— Task —
Copy out the records in full, word for word, without pictures.

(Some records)
------------------------------------------------------------
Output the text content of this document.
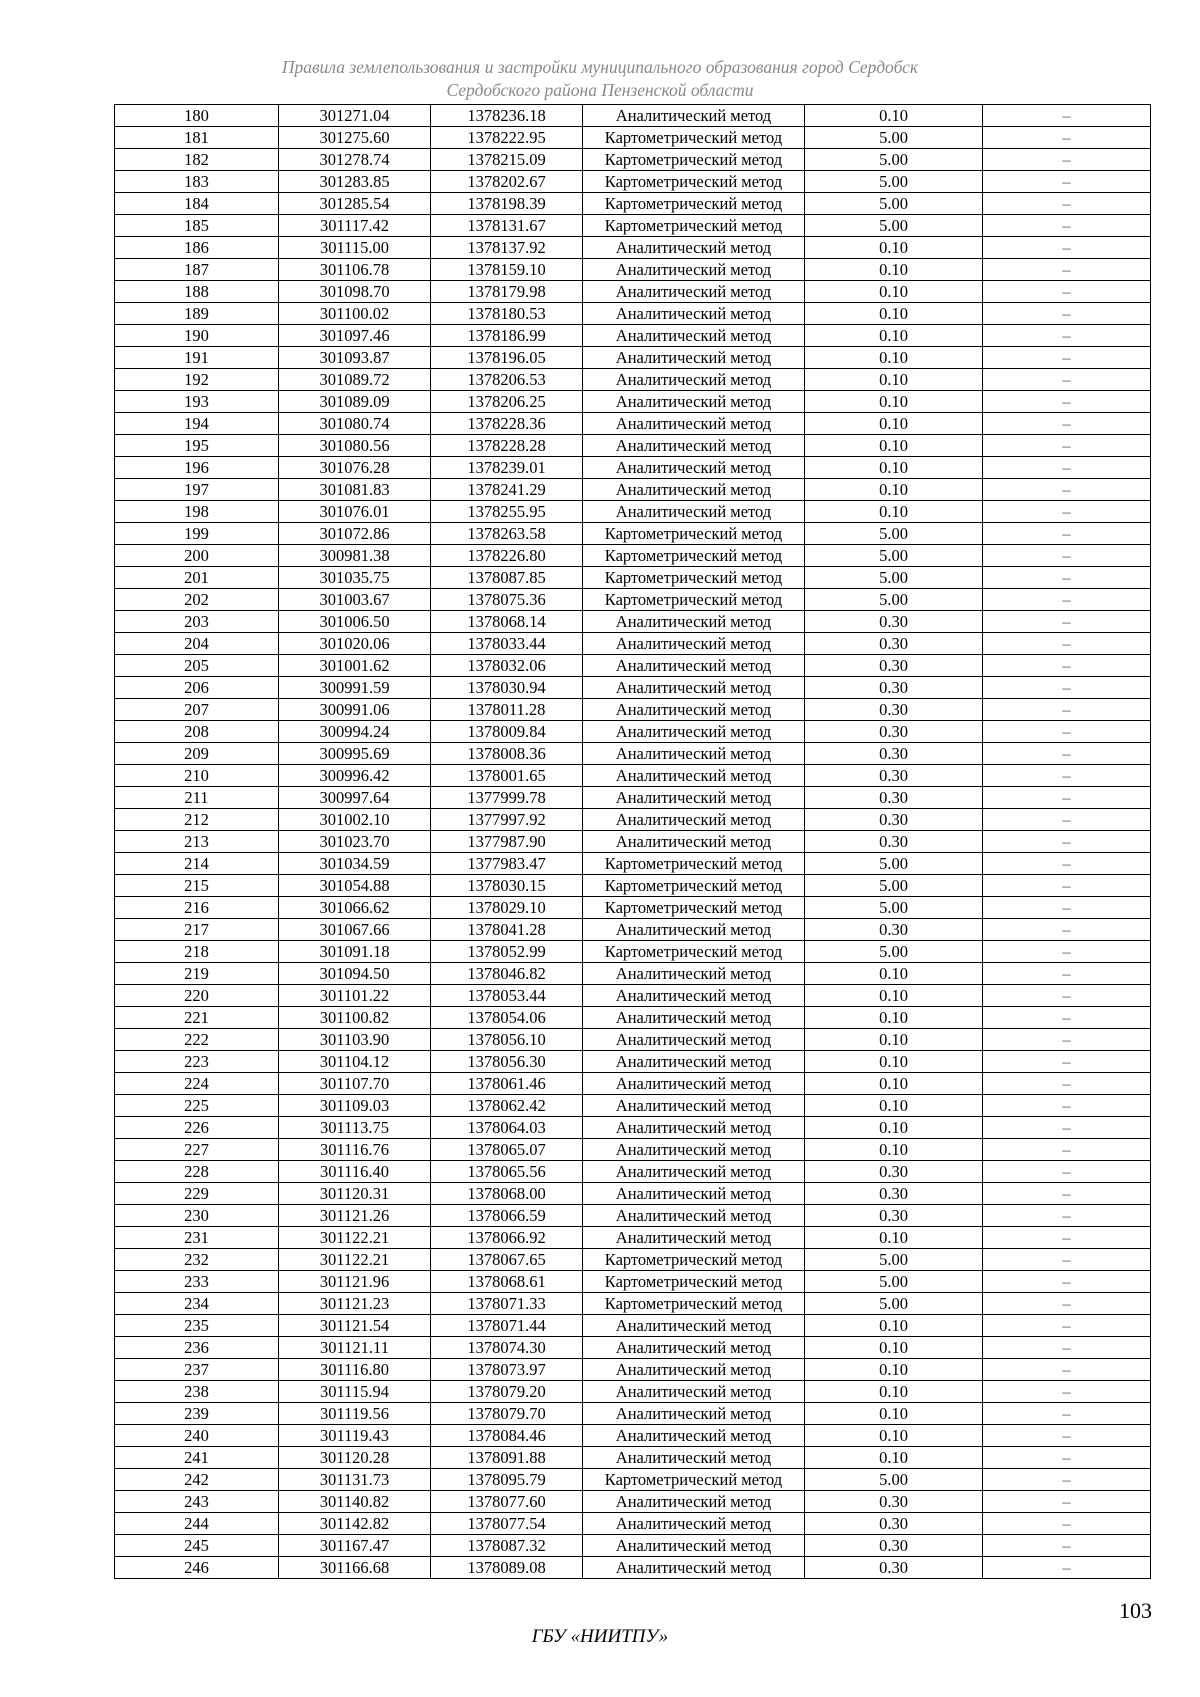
Правила землепользования и застройки муниципального образования город Сердобск
Сердобского района Пензенской области
180	301271.04	1378236.18	Аналитический метод	0.10	–
181	301275.60	1378222.95	Картометрический метод	5.00	–
182	301278.74	1378215.09	Картометрический метод	5.00	–
183	301283.85	1378202.67	Картометрический метод	5.00	–
184	301285.54	1378198.39	Картометрический метод	5.00	–
185	301117.42	1378131.67	Картометрический метод	5.00	–
186	301115.00	1378137.92	Аналитический метод	0.10	–
187	301106.78	1378159.10	Аналитический метод	0.10	–
188	301098.70	1378179.98	Аналитический метод	0.10	–
189	301100.02	1378180.53	Аналитический метод	0.10	–
190	301097.46	1378186.99	Аналитический метод	0.10	–
191	301093.87	1378196.05	Аналитический метод	0.10	–
192	301089.72	1378206.53	Аналитический метод	0.10	–
193	301089.09	1378206.25	Аналитический метод	0.10	–
194	301080.74	1378228.36	Аналитический метод	0.10	–
195	301080.56	1378228.28	Аналитический метод	0.10	–
196	301076.28	1378239.01	Аналитический метод	0.10	–
197	301081.83	1378241.29	Аналитический метод	0.10	–
198	301076.01	1378255.95	Аналитический метод	0.10	–
199	301072.86	1378263.58	Картометрический метод	5.00	–
200	300981.38	1378226.80	Картометрический метод	5.00	–
201	301035.75	1378087.85	Картометрический метод	5.00	–
202	301003.67	1378075.36	Картометрический метод	5.00	–
203	301006.50	1378068.14	Аналитический метод	0.30	–
204	301020.06	1378033.44	Аналитический метод	0.30	–
205	301001.62	1378032.06	Аналитический метод	0.30	–
206	300991.59	1378030.94	Аналитический метод	0.30	–
207	300991.06	1378011.28	Аналитический метод	0.30	–
208	300994.24	1378009.84	Аналитический метод	0.30	–
209	300995.69	1378008.36	Аналитический метод	0.30	–
210	300996.42	1378001.65	Аналитический метод	0.30	–
211	300997.64	1377999.78	Аналитический метод	0.30	–
212	301002.10	1377997.92	Аналитический метод	0.30	–
213	301023.70	1377987.90	Аналитический метод	0.30	–
214	301034.59	1377983.47	Картометрический метод	5.00	–
215	301054.88	1378030.15	Картометрический метод	5.00	–
216	301066.62	1378029.10	Картометрический метод	5.00	–
217	301067.66	1378041.28	Аналитический метод	0.30	–
218	301091.18	1378052.99	Картометрический метод	5.00	–
219	301094.50	1378046.82	Аналитический метод	0.10	–
220	301101.22	1378053.44	Аналитический метод	0.10	–
221	301100.82	1378054.06	Аналитический метод	0.10	–
222	301103.90	1378056.10	Аналитический метод	0.10	–
223	301104.12	1378056.30	Аналитический метод	0.10	–
224	301107.70	1378061.46	Аналитический метод	0.10	–
225	301109.03	1378062.42	Аналитический метод	0.10	–
226	301113.75	1378064.03	Аналитический метод	0.10	–
227	301116.76	1378065.07	Аналитический метод	0.10	–
228	301116.40	1378065.56	Аналитический метод	0.30	–
229	301120.31	1378068.00	Аналитический метод	0.30	–
230	301121.26	1378066.59	Аналитический метод	0.30	–
231	301122.21	1378066.92	Аналитический метод	0.10	–
232	301122.21	1378067.65	Картометрический метод	5.00	–
233	301121.96	1378068.61	Картометрический метод	5.00	–
234	301121.23	1378071.33	Картометрический метод	5.00	–
235	301121.54	1378071.44	Аналитический метод	0.10	–
236	301121.11	1378074.30	Аналитический метод	0.10	–
237	301116.80	1378073.97	Аналитический метод	0.10	–
238	301115.94	1378079.20	Аналитический метод	0.10	–
239	301119.56	1378079.70	Аналитический метод	0.10	–
240	301119.43	1378084.46	Аналитический метод	0.10	–
241	301120.28	1378091.88	Аналитический метод	0.10	–
242	301131.73	1378095.79	Картометрический метод	5.00	–
243	301140.82	1378077.60	Аналитический метод	0.30	–
244	301142.82	1378077.54	Аналитический метод	0.30	–
245	301167.47	1378087.32	Аналитический метод	0.30	–
246	301166.68	1378089.08	Аналитический метод	0.30	–
103
ГБУ «НИИТПУ»
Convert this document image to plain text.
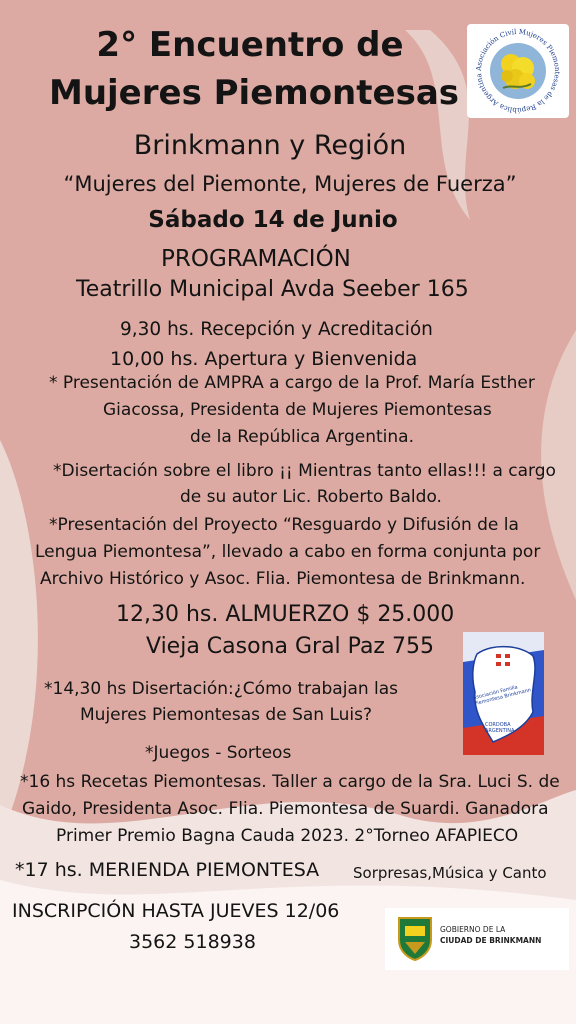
2° Encuentro de
Mujeres Piemontesas
Brinkmann y Región
“Mujeres del Piemonte, Mujeres de Fuerza”
Sábado 14 de Junio
PROGRAMACIÓN
Teatrillo Municipal Avda Seeber 165
Asociación Civil Mujeres Piemontesas de la República Argentina
9,30 hs. Recepción y Acreditación
10,00 hs. Apertura y Bienvenida
* Presentación de AMPRA a cargo de la Prof. María Esther
Giacossa, Presidenta de Mujeres Piemontesas
de la República Argentina.
*Disertación sobre el libro ¡¡ Mientras tanto ellas!!! a cargo
de su autor Lic. Roberto Baldo.
*Presentación del Proyecto “Resguardo y Difusión de la
Lengua Piemontesa”, llevado a cabo en forma conjunta por
Archivo Histórico y Asoc. Flia. Piemontesa de Brinkmann.
12,30 hs. ALMUERZO $ 25.000
Vieja Casona Gral Paz 755
*14,30 hs Disertación:¿Cómo trabajan las
Mujeres Piemontesas de San Luis?
*Juegos - Sorteos
*16 hs Recetas Piemontesas. Taller a cargo de la Sra. Luci S. de
Gaido, Presidenta Asoc. Flia. Piemontesa de Suardi. Ganadora
Primer Premio Bagna Cauda 2023. 2°Torneo AFAPIECO
*17 hs. MERIENDA PIEMONTESA Sorpresas,Música y Canto
Asociación Familia Piemontesa Brinkmann
CORDOBA ARGENTINA
INSCRIPCIÓN HASTA JUEVES 12/06
3562 518938
GOBIERNO DE LA
CIUDAD DE BRINKMANN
------------------------------------------------------------
— Finished answer —
Output the text content of this document.
Правила землепользования и застройки муниципального образования город Сердобск
Сердобского района Пензенской области
180	301271.04	1378236.18	Аналитический метод	0.10	–
181	301275.60	1378222.95	Картометрический метод	5.00	–
182	301278.74	1378215.09	Картометрический метод	5.00	–
183	301283.85	1378202.67	Картометрический метод	5.00	–
184	301285.54	1378198.39	Картометрический метод	5.00	–
185	301117.42	1378131.67	Картометрический метод	5.00	–
186	301115.00	1378137.92	Аналитический метод	0.10	–
187	301106.78	1378159.10	Аналитический метод	0.10	–
188	301098.70	1378179.98	Аналитический метод	0.10	–
189	301100.02	1378180.53	Аналитический метод	0.10	–
190	301097.46	1378186.99	Аналитический метод	0.10	–
191	301093.87	1378196.05	Аналитический метод	0.10	–
192	301089.72	1378206.53	Аналитический метод	0.10	–
193	301089.09	1378206.25	Аналитический метод	0.10	–
194	301080.74	1378228.36	Аналитический метод	0.10	–
195	301080.56	1378228.28	Аналитический метод	0.10	–
196	301076.28	1378239.01	Аналитический метод	0.10	–
197	301081.83	1378241.29	Аналитический метод	0.10	–
198	301076.01	1378255.95	Аналитический метод	0.10	–
199	301072.86	1378263.58	Картометрический метод	5.00	–
200	300981.38	1378226.80	Картометрический метод	5.00	–
201	301035.75	1378087.85	Картометрический метод	5.00	–
202	301003.67	1378075.36	Картометрический метод	5.00	–
203	301006.50	1378068.14	Аналитический метод	0.30	–
204	301020.06	1378033.44	Аналитический метод	0.30	–
205	301001.62	1378032.06	Аналитический метод	0.30	–
206	300991.59	1378030.94	Аналитический метод	0.30	–
207	300991.06	1378011.28	Аналитический метод	0.30	–
208	300994.24	1378009.84	Аналитический метод	0.30	–
209	300995.69	1378008.36	Аналитический метод	0.30	–
210	300996.42	1378001.65	Аналитический метод	0.30	–
211	300997.64	1377999.78	Аналитический метод	0.30	–
212	301002.10	1377997.92	Аналитический метод	0.30	–
213	301023.70	1377987.90	Аналитический метод	0.30	–
214	301034.59	1377983.47	Картометрический метод	5.00	–
215	301054.88	1378030.15	Картометрический метод	5.00	–
216	301066.62	1378029.10	Картометрический метод	5.00	–
217	301067.66	1378041.28	Аналитический метод	0.30	–
218	301091.18	1378052.99	Картометрический метод	5.00	–
219	301094.50	1378046.82	Аналитический метод	0.10	–
220	301101.22	1378053.44	Аналитический метод	0.10	–
221	301100.82	1378054.06	Аналитический метод	0.10	–
222	301103.90	1378056.10	Аналитический метод	0.10	–
223	301104.12	1378056.30	Аналитический метод	0.10	–
224	301107.70	1378061.46	Аналитический метод	0.10	–
225	301109.03	1378062.42	Аналитический метод	0.10	–
226	301113.75	1378064.03	Аналитический метод	0.10	–
227	301116.76	1378065.07	Аналитический метод	0.10	–
228	301116.40	1378065.56	Аналитический метод	0.30	–
229	301120.31	1378068.00	Аналитический метод	0.30	–
230	301121.26	1378066.59	Аналитический метод	0.30	–
231	301122.21	1378066.92	Аналитический метод	0.10	–
232	301122.21	1378067.65	Картометрический метод	5.00	–
233	301121.96	1378068.61	Картометрический метод	5.00	–
234	301121.23	1378071.33	Картометрический метод	5.00	–
235	301121.54	1378071.44	Аналитический метод	0.10	–
236	301121.11	1378074.30	Аналитический метод	0.10	–
237	301116.80	1378073.97	Аналитический метод	0.10	–
238	301115.94	1378079.20	Аналитический метод	0.10	–
239	301119.56	1378079.70	Аналитический метод	0.10	–
240	301119.43	1378084.46	Аналитический метод	0.10	–
241	301120.28	1378091.88	Аналитический метод	0.10	–
242	301131.73	1378095.79	Картометрический метод	5.00	–
243	301140.82	1378077.60	Аналитический метод	0.30	–
244	301142.82	1378077.54	Аналитический метод	0.30	–
245	301167.47	1378087.32	Аналитический метод	0.30	–
246	301166.68	1378089.08	Аналитический метод	0.30	–
103
ГБУ «НИИТПУ»
Convert this document image to plain text.
2° Encuentro de
Mujeres Piemontesas
Brinkmann y Región
“Mujeres del Piemonte, Mujeres de Fuerza”
Sábado 14 de Junio
PROGRAMACIÓN
Teatrillo Municipal Avda Seeber 165
Asociación Civil Mujeres Piemontesas de la República Argentina
9,30 hs. Recepción y Acreditación
10,00 hs. Apertura y Bienvenida
* Presentación de AMPRA a cargo de la Prof. María Esther
Giacossa, Presidenta de Mujeres Piemontesas
de la República Argentina.
*Disertación sobre el libro ¡¡ Mientras tanto ellas!!! a cargo
de su autor Lic. Roberto Baldo.
*Presentación del Proyecto “Resguardo y Difusión de la
Lengua Piemontesa”, llevado a cabo en forma conjunta por
Archivo Histórico y Asoc. Flia. Piemontesa de Brinkmann.
12,30 hs. ALMUERZO $ 25.000
Vieja Casona Gral Paz 755
*14,30 hs Disertación:¿Cómo trabajan las
Mujeres Piemontesas de San Luis?
*Juegos - Sorteos
*16 hs Recetas Piemontesas. Taller a cargo de la Sra. Luci S. de
Gaido, Presidenta Asoc. Flia. Piemontesa de Suardi. Ganadora
Primer Premio Bagna Cauda 2023. 2°Torneo AFAPIECO
*17 hs. MERIENDA PIEMONTESA Sorpresas,Música y Canto
Asociación Familia Piemontesa Brinkmann
CORDOBA ARGENTINA
INSCRIPCIÓN HASTA JUEVES 12/06
3562 518938
GOBIERNO DE LA
CIUDAD DE BRINKMANN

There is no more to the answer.